> What is needed
From the records below, pull each line that has "ffffff".

# # # #

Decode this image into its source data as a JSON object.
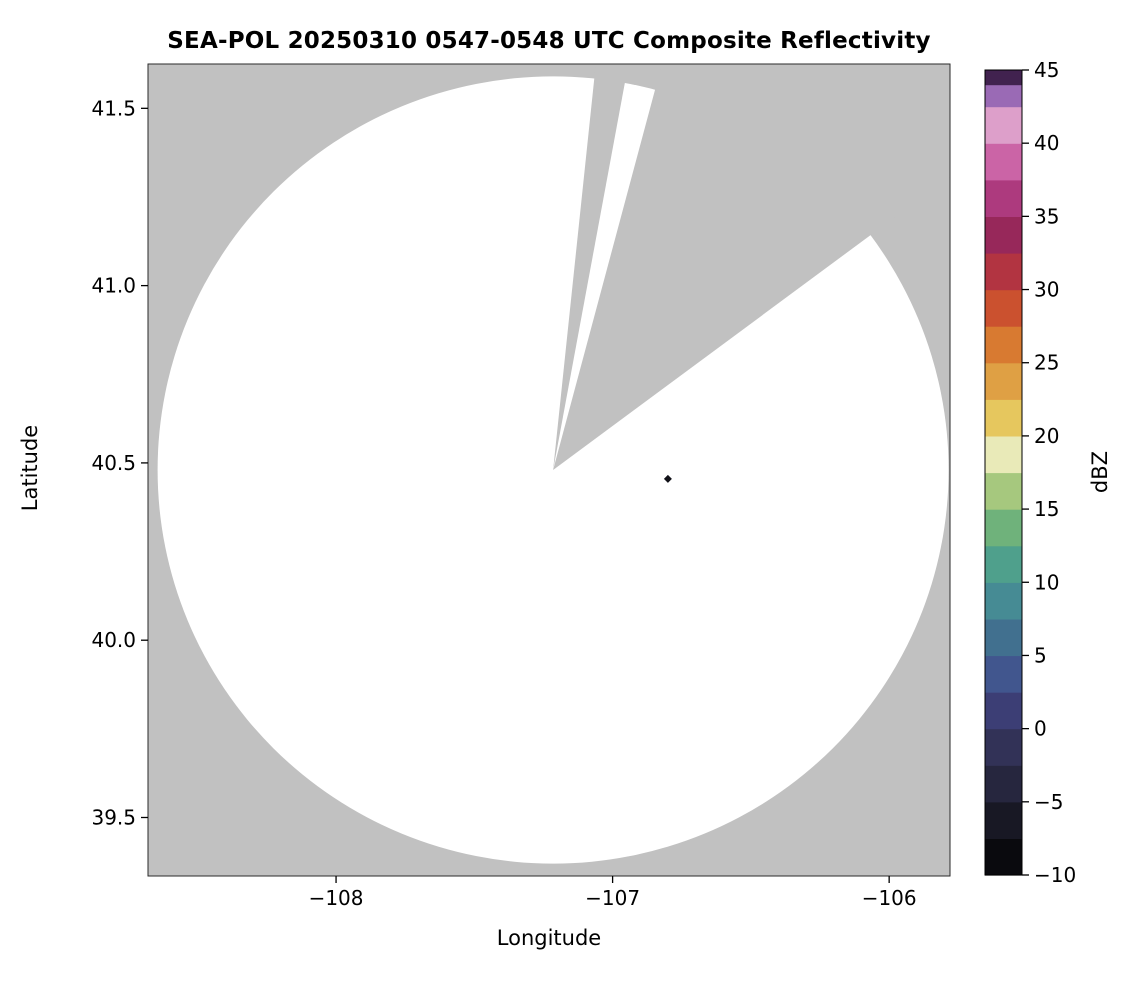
{
  "figure": {
    "background": "#ffffff",
    "masked_color": "#c1c1c1",
    "coverage_color": "#ffffff",
    "spine_color": "#2a2a2a"
  },
  "chart_data": {
    "type": "heatmap",
    "title": "SEA-POL 20250310 0547-0548 UTC Composite Reflectivity",
    "xlabel": "Longitude",
    "ylabel": "Latitude",
    "xlim": [
      -108.68,
      -105.78
    ],
    "ylim": [
      39.335,
      41.625
    ],
    "x_ticks": [
      -108,
      -107,
      -106
    ],
    "x_tick_labels": [
      "−108",
      "−107",
      "−106"
    ],
    "y_ticks": [
      39.5,
      40.0,
      40.5,
      41.0,
      41.5
    ],
    "y_tick_labels": [
      "39.5",
      "40.0",
      "40.5",
      "41.0",
      "41.5"
    ],
    "grid": false,
    "legend": "none",
    "radar_coverage": {
      "center_lon": -107.215,
      "center_lat": 40.48,
      "radius_lon_deg": 1.43,
      "radius_lat_deg": 1.11,
      "blocked_sector_azimuths_deg": [
        [
          6,
          10.5
        ],
        [
          15,
          53.5
        ]
      ],
      "description": "White circular radar scan area on gray no-data background; two gray blocked/no-data sectors radiate from the radar center toward the NNE and NE, with a thin white sliver of coverage between them"
    },
    "echoes": [
      {
        "lon": -106.8,
        "lat": 40.455,
        "dbz": -9,
        "color": "#111118",
        "note": "single small dark echo pixel east of radar center"
      }
    ],
    "colorbar": {
      "label": "dBZ",
      "min": -10,
      "max": 45,
      "ticks": [
        45,
        40,
        35,
        30,
        25,
        20,
        15,
        10,
        5,
        0,
        -5,
        -10
      ],
      "bands": [
        {
          "from": -10,
          "to": -7.5,
          "color": "#0a0a0e"
        },
        {
          "from": -7.5,
          "to": -5,
          "color": "#181824"
        },
        {
          "from": -5,
          "to": -2.5,
          "color": "#26263e"
        },
        {
          "from": -2.5,
          "to": 0,
          "color": "#323257"
        },
        {
          "from": 0,
          "to": 2.5,
          "color": "#3c3e75"
        },
        {
          "from": 2.5,
          "to": 5,
          "color": "#41568e"
        },
        {
          "from": 5,
          "to": 7.5,
          "color": "#41708f"
        },
        {
          "from": 7.5,
          "to": 10,
          "color": "#468b94"
        },
        {
          "from": 10,
          "to": 12.5,
          "color": "#4fa08c"
        },
        {
          "from": 12.5,
          "to": 15,
          "color": "#6fb27b"
        },
        {
          "from": 15,
          "to": 17.5,
          "color": "#a6c87e"
        },
        {
          "from": 17.5,
          "to": 20,
          "color": "#e9eab8"
        },
        {
          "from": 20,
          "to": 22.5,
          "color": "#e6c75e"
        },
        {
          "from": 22.5,
          "to": 25,
          "color": "#dfa044"
        },
        {
          "from": 25,
          "to": 27.5,
          "color": "#d87a31"
        },
        {
          "from": 27.5,
          "to": 30,
          "color": "#cb512f"
        },
        {
          "from": 30,
          "to": 32.5,
          "color": "#b23441"
        },
        {
          "from": 32.5,
          "to": 35,
          "color": "#97285a"
        },
        {
          "from": 35,
          "to": 37.5,
          "color": "#ad3a7e"
        },
        {
          "from": 37.5,
          "to": 40,
          "color": "#cb64a6"
        },
        {
          "from": 40,
          "to": 42.5,
          "color": "#dd9fca"
        },
        {
          "from": 42.5,
          "to": 44,
          "color": "#9a6ab5"
        },
        {
          "from": 44,
          "to": 45,
          "color": "#41224f"
        }
      ]
    }
  }
}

# # # #

> Task response
    "background": "#ffffff",
    "coverage_color": "#ffffff",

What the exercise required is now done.